[Records from a collection of figures]
== == ==

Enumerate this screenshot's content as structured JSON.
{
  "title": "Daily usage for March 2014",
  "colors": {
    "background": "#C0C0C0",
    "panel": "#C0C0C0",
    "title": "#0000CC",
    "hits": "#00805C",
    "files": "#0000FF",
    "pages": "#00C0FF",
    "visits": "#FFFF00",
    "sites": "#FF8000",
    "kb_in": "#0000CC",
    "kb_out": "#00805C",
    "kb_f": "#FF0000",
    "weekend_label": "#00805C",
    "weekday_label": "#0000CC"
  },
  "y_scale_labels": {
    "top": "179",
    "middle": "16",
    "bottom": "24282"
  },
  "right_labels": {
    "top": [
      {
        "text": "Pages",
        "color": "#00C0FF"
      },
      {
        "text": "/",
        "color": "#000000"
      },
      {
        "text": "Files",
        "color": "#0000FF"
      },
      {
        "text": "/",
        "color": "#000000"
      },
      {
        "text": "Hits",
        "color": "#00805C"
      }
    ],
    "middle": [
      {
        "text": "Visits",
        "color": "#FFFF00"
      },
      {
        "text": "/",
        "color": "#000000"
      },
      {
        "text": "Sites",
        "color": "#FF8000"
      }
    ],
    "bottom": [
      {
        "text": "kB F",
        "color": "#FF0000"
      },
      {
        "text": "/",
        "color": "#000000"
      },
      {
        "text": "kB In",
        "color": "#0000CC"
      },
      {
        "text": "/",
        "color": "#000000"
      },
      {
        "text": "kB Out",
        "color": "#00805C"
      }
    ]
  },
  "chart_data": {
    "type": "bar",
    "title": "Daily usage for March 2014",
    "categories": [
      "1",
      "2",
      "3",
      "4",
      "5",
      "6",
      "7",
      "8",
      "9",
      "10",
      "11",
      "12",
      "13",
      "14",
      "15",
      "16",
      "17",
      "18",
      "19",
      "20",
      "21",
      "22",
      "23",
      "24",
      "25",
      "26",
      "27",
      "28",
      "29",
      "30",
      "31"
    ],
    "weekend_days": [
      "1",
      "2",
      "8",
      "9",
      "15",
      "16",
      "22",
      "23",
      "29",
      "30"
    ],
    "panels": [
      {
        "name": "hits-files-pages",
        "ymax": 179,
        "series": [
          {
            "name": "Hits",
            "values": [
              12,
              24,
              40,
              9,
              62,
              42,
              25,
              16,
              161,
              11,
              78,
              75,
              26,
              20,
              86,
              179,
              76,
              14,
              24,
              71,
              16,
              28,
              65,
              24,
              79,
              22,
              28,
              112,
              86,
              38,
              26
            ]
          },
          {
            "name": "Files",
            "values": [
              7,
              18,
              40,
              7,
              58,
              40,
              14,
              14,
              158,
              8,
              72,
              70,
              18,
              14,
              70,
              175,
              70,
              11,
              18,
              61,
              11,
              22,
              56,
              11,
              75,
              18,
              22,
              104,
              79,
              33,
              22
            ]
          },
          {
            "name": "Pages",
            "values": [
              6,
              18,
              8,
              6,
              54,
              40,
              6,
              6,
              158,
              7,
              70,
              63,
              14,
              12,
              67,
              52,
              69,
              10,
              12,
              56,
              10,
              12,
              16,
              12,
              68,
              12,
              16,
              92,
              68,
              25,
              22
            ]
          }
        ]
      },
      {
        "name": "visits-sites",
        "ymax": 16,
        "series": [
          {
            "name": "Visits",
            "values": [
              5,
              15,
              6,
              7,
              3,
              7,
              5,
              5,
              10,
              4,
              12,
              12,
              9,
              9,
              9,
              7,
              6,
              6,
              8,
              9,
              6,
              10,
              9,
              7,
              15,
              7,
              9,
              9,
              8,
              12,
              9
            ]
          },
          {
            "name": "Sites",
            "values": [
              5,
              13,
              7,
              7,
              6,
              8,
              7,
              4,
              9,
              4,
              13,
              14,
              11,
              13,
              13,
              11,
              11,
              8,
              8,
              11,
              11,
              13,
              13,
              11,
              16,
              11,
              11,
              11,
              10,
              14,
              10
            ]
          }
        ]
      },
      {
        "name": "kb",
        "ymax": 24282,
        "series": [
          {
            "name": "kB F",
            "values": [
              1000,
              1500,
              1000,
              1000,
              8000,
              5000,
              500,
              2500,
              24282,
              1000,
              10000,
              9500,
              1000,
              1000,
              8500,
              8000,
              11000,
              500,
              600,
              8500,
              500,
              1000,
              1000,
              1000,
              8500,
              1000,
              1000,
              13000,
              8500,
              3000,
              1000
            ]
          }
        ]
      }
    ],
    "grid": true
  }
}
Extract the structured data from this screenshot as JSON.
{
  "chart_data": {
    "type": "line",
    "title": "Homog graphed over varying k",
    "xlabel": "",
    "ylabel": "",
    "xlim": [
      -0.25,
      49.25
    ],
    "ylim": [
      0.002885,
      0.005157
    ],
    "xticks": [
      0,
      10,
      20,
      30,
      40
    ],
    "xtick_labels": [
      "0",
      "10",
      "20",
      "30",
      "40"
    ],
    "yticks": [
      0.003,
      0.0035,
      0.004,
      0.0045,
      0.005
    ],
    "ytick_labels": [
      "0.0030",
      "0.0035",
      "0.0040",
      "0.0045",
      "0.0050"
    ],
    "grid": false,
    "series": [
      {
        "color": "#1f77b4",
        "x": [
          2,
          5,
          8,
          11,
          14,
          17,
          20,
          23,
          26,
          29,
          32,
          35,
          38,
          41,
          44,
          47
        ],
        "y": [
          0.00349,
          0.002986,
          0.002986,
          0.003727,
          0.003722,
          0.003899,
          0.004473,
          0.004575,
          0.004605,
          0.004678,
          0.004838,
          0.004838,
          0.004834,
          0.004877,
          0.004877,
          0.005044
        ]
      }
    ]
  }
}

== == ==

Short problem
Print every entry exactly as it appears.

Solution
Enumerate this screenshot's content as structured JSON.
{
  "title": "Daily usage for March 2014",
  "colors": {
    "background": "#C0C0C0",
    "panel": "#C0C0C0",
    "title": "#0000CC",
    "hits": "#00805C",
    "files": "#0000FF",
    "pages": "#00C0FF",
    "visits": "#FFFF00",
    "sites": "#FF8000",
    "kb_in": "#0000CC",
    "kb_out": "#00805C",
    "kb_f": "#FF0000",
    "weekend_label": "#00805C",
    "weekday_label": "#0000CC"
  },
  "y_scale_labels": {
    "top": "179",
    "middle": "16",
    "bottom": "24282"
  },
  "right_labels": {
    "top": [
      {
        "text": "Pages",
        "color": "#00C0FF"
      },
      {
        "text": "/",
        "color": "#000000"
      },
      {
        "text": "Files",
        "color": "#0000FF"
      },
      {
        "text": "/",
        "color": "#000000"
      },
      {
        "text": "Hits",
        "color": "#00805C"
      }
    ],
    "middle": [
      {
        "text": "Visits",
        "color": "#FFFF00"
      },
      {
        "text": "/",
        "color": "#000000"
      },
      {
        "text": "Sites",
        "color": "#FF8000"
      }
    ],
    "bottom": [
      {
        "text": "kB F",
        "color": "#FF0000"
      },
      {
        "text": "/",
        "color": "#000000"
      },
      {
        "text": "kB In",
        "color": "#0000CC"
      },
      {
        "text": "/",
        "color": "#000000"
      },
      {
        "text": "kB Out",
        "color": "#00805C"
      }
    ]
  },
  "chart_data": {
    "type": "bar",
    "title": "Daily usage for March 2014",
    "categories": [
      "1",
      "2",
      "3",
      "4",
      "5",
      "6",
      "7",
      "8",
      "9",
      "10",
      "11",
      "12",
      "13",
      "14",
      "15",
      "16",
      "17",
      "18",
      "19",
      "20",
      "21",
      "22",
      "23",
      "24",
      "25",
      "26",
      "27",
      "28",
      "29",
      "30",
      "31"
    ],
    "weekend_days": [
      "1",
      "2",
      "8",
      "9",
      "15",
      "16",
      "22",
      "23",
      "29",
      "30"
    ],
    "panels": [
      {
        "name": "hits-files-pages",
        "ymax": 179,
        "series": [
          {
            "name": "Hits",
            "values": [
              12,
              24,
              40,
              9,
              62,
              42,
              25,
              16,
              161,
              11,
              78,
              75,
              26,
              20,
              86,
              179,
              76,
              14,
              24,
              71,
              16,
              28,
              65,
              24,
              79,
              22,
              28,
              112,
              86,
              38,
              26
            ]
          },
          {
            "name": "Files",
            "values": [
              7,
              18,
              40,
              7,
              58,
              40,
              14,
              14,
              158,
              8,
              72,
              70,
              18,
              14,
              70,
              175,
              70,
              11,
              18,
              61,
              11,
              22,
              56,
              11,
              75,
              18,
              22,
              104,
              79,
              33,
              22
            ]
          },
          {
            "name": "Pages",
            "values": [
              6,
              18,
              8,
              6,
              54,
              40,
              6,
              6,
              158,
              7,
              70,
              63,
              14,
              12,
              67,
              52,
              69,
              10,
              12,
              56,
              10,
              12,
              16,
              12,
              68,
              12,
              16,
              92,
              68,
              25,
              22
            ]
          }
        ]
      },
      {
        "name": "visits-sites",
        "ymax": 16,
        "series": [
          {
            "name": "Visits",
            "values": [
              5,
              15,
              6,
              7,
              3,
              7,
              5,
              5,
              10,
              4,
              12,
              12,
              9,
              9,
              9,
              7,
              6,
              6,
              8,
              9,
              6,
              10,
              9,
              7,
              15,
              7,
              9,
              9,
              8,
              12,
              9
            ]
          },
          {
            "name": "Sites",
            "values": [
              5,
              13,
              7,
              7,
              6,
              8,
              7,
              4,
              9,
              4,
              13,
              14,
              11,
              13,
              13,
              11,
              11,
              8,
              8,
              11,
              11,
              13,
              13,
              11,
              16,
              11,
              11,
              11,
              10,
              14,
              10
            ]
          }
        ]
      },
      {
        "name": "kb",
        "ymax": 24282,
        "series": [
          {
            "name": "kB F",
            "values": [
              1000,
              1500,
              1000,
              1000,
              8000,
              5000,
              500,
              2500,
              24282,
              1000,
              10000,
              9500,
              1000,
              1000,
              8500,
              8000,
              11000,
              500,
              600,
              8500,
              500,
              1000,
              1000,
              1000,
              8500,
              1000,
              1000,
              13000,
              8500,
              3000,
              1000
            ]
          }
        ]
      }
    ],
    "grid": true
  }
}
Extract the structured data from this screenshot as JSON.
{
  "chart_data": {
    "type": "line",
    "title": "Homog graphed over varying k",
    "xlabel": "",
    "ylabel": "",
    "xlim": [
      -0.25,
      49.25
    ],
    "ylim": [
      0.002885,
      0.005157
    ],
    "xticks": [
      0,
      10,
      20,
      30,
      40
    ],
    "xtick_labels": [
      "0",
      "10",
      "20",
      "30",
      "40"
    ],
    "yticks": [
      0.003,
      0.0035,
      0.004,
      0.0045,
      0.005
    ],
    "ytick_labels": [
      "0.0030",
      "0.0035",
      "0.0040",
      "0.0045",
      "0.0050"
    ],
    "grid": false,
    "series": [
      {
        "color": "#1f77b4",
        "x": [
          2,
          5,
          8,
          11,
          14,
          17,
          20,
          23,
          26,
          29,
          32,
          35,
          38,
          41,
          44,
          47
        ],
        "y": [
          0.00349,
          0.002986,
          0.002986,
          0.003727,
          0.003722,
          0.003899,
          0.004473,
          0.004575,
          0.004605,
          0.004678,
          0.004838,
          0.004838,
          0.004834,
          0.004877,
          0.004877,
          0.005044
        ]
      }
    ]
  }
}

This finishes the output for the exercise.